**What this task involves:**
Without the pictures, set down the records below word for word.

Entries from a dataset:
*****

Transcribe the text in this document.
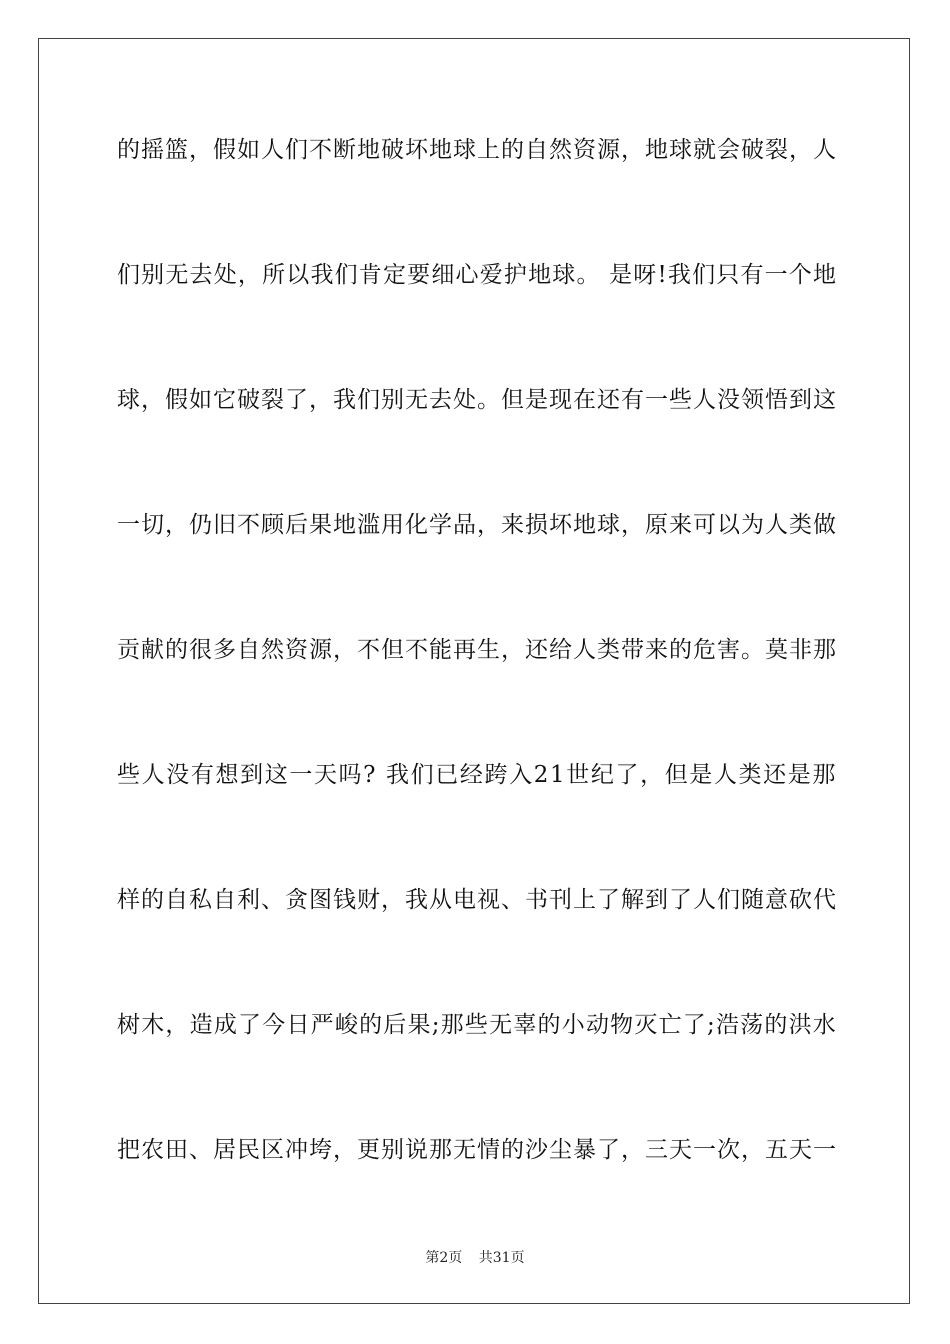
的摇篮，假如人们不断地破坏地球上的自然资源，地球就会破裂，人
们别无去处，所以我们肯定要细心爱护地球。 是呀!我们只有一个地
球，假如它破裂了，我们别无去处。但是现在还有一些人没领悟到这
一切，仍旧不顾后果地滥用化学品，来损坏地球，原来可以为人类做
贡献的很多自然资源，不但不能再生，还给人类带来的危害。莫非那
些人没有想到这一天吗? 我们已经跨入21世纪了，但是人类还是那
样的自私自利、贪图钱财，我从电视、书刊上了解到了人们随意砍代
树木，造成了今日严峻的后果;那些无辜的小动物灭亡了;浩荡的洪水
把农田、居民区冲垮，更别说那无情的沙尘暴了，三天一次，五天一
第2页 共31页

*****

**Task output:**
Transcribe the text in this document.
的摇篮，假如人们不断地破坏地球上的自然资源，地球就会破裂，人
们别无去处，所以我们肯定要细心爱护地球。 是呀!我们只有一个地
球，假如它破裂了，我们别无去处。但是现在还有一些人没领悟到这
一切，仍旧不顾后果地滥用化学品，来损坏地球，原来可以为人类做
贡献的很多自然资源，不但不能再生，还给人类带来的危害。莫非那
些人没有想到这一天吗? 我们已经跨入21世纪了，但是人类还是那
样的自私自利、贪图钱财，我从电视、书刊上了解到了人们随意砍代
树木，造成了今日严峻的后果;那些无辜的小动物灭亡了;浩荡的洪水
把农田、居民区冲垮，更别说那无情的沙尘暴了，三天一次，五天一
第2页 共31页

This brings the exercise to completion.